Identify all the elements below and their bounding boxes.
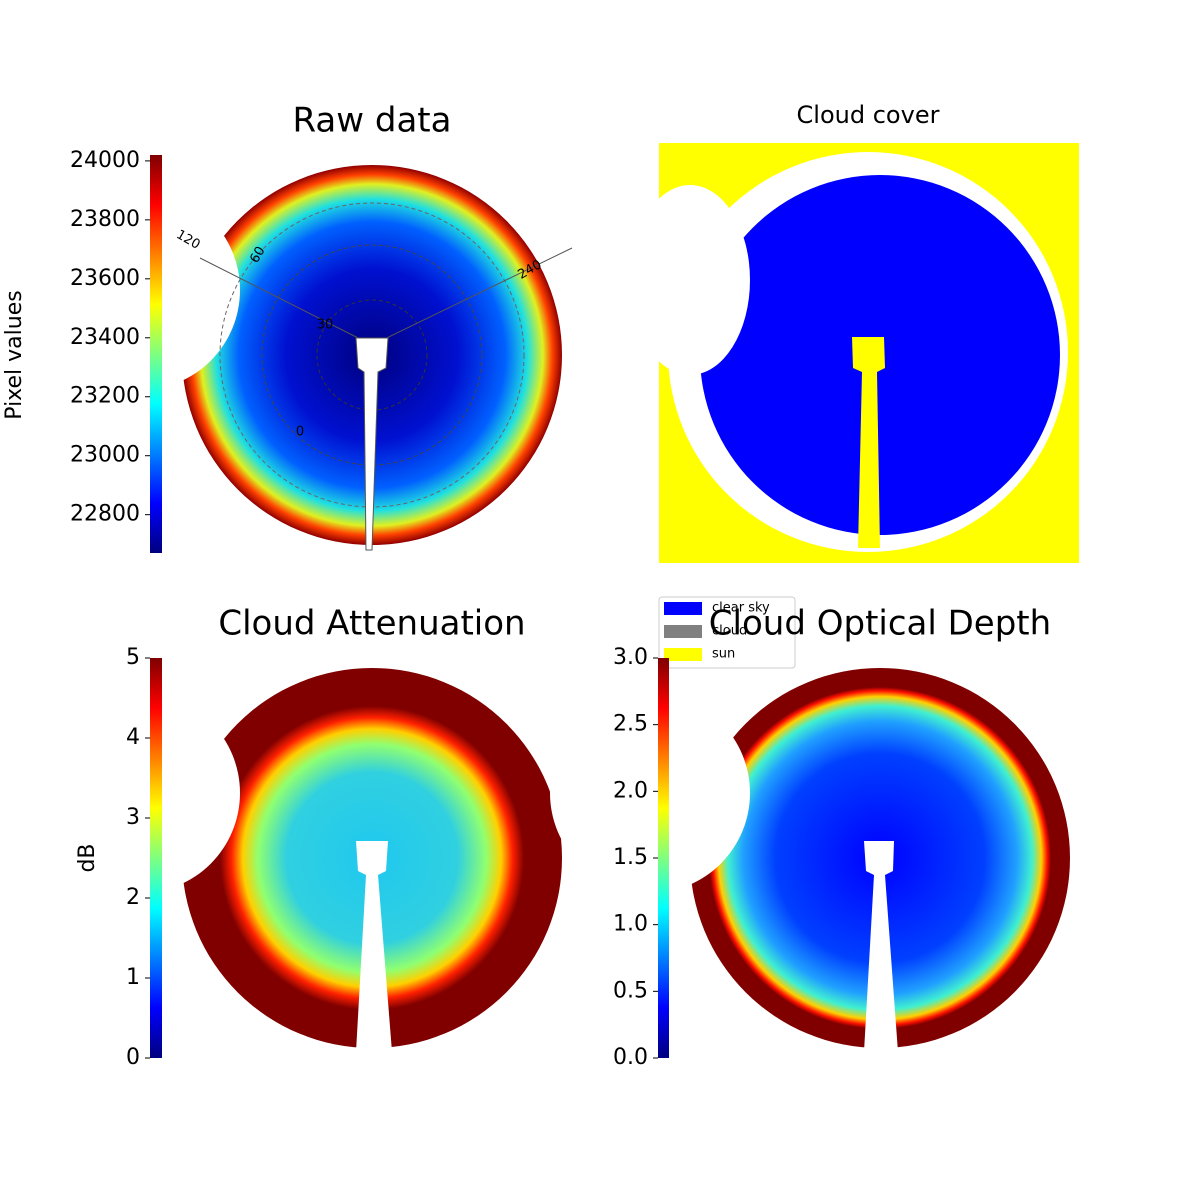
legend-patch bbox=[664, 625, 702, 638]
panel-title: Cloud Optical Depth bbox=[709, 604, 1051, 644]
colorbar bbox=[150, 155, 162, 553]
colorbar-tick-label: 4 bbox=[126, 725, 140, 750]
colorbar-tick-label: 3.0 bbox=[613, 645, 648, 670]
colorbar-tick-label: 22800 bbox=[70, 502, 140, 527]
colorbar-tick-label: 1.0 bbox=[613, 912, 648, 937]
legend-patch bbox=[664, 602, 702, 615]
polar-label: 0 bbox=[296, 425, 304, 440]
colorbar-tick-label: 23400 bbox=[70, 325, 140, 350]
polar-label: 60 bbox=[247, 244, 268, 266]
colorbar-label: dB bbox=[75, 843, 100, 872]
colorbar-tick-label: 24000 bbox=[70, 148, 140, 173]
colorbar bbox=[658, 658, 669, 1058]
colorbar-tick-label: 1 bbox=[126, 965, 140, 990]
colorbar-tick-label: 0 bbox=[126, 1045, 140, 1070]
panel-title: Raw data bbox=[293, 101, 452, 141]
colorbar-label: Pixel values bbox=[2, 290, 27, 419]
optical-depth-image bbox=[550, 668, 1070, 1052]
legend-label: cloud bbox=[712, 624, 747, 639]
colorbar-tick-label: 23200 bbox=[70, 384, 140, 409]
attenuation-image bbox=[40, 668, 562, 1052]
colorbar-tick-label: 3 bbox=[126, 805, 140, 830]
colorbar-tick-label: 23000 bbox=[70, 443, 140, 468]
colorbar bbox=[150, 658, 162, 1058]
colorbar-tick-label: 23800 bbox=[70, 207, 140, 232]
panel-title: Cloud cover bbox=[797, 101, 940, 129]
legend-label: sun bbox=[712, 647, 735, 662]
colorbar-tick-label: 2.0 bbox=[613, 778, 648, 803]
colorbar-tick-label: 2.5 bbox=[613, 712, 648, 737]
polar-label: 30 bbox=[317, 318, 334, 333]
legend-patch bbox=[664, 648, 702, 661]
cloud-cover-image bbox=[630, 143, 1079, 563]
colorbar-tick-label: 0.5 bbox=[613, 978, 648, 1003]
colorbar-tick-label: 1.5 bbox=[613, 845, 648, 870]
colorbar-tick-label: 5 bbox=[126, 645, 140, 670]
panel-title: Cloud Attenuation bbox=[218, 604, 525, 644]
colorbar-tick-label: 0.0 bbox=[613, 1045, 648, 1070]
legend-label: clear sky bbox=[712, 601, 770, 616]
colorbar-tick-label: 2 bbox=[126, 885, 140, 910]
raw-image bbox=[40, 165, 573, 551]
colorbar-tick-label: 23600 bbox=[70, 266, 140, 291]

DIRECTIVE: Report each line of the items above that contains the word "legend", copying the whole line.

COMPLETED TASK:
legend-patch bbox=[664, 625, 702, 638]
legend-patch bbox=[664, 602, 702, 615]
legend-label: cloud bbox=[712, 624, 747, 639]
legend-label: sun bbox=[712, 647, 735, 662]
legend-patch bbox=[664, 648, 702, 661]
legend-label: clear sky bbox=[712, 601, 770, 616]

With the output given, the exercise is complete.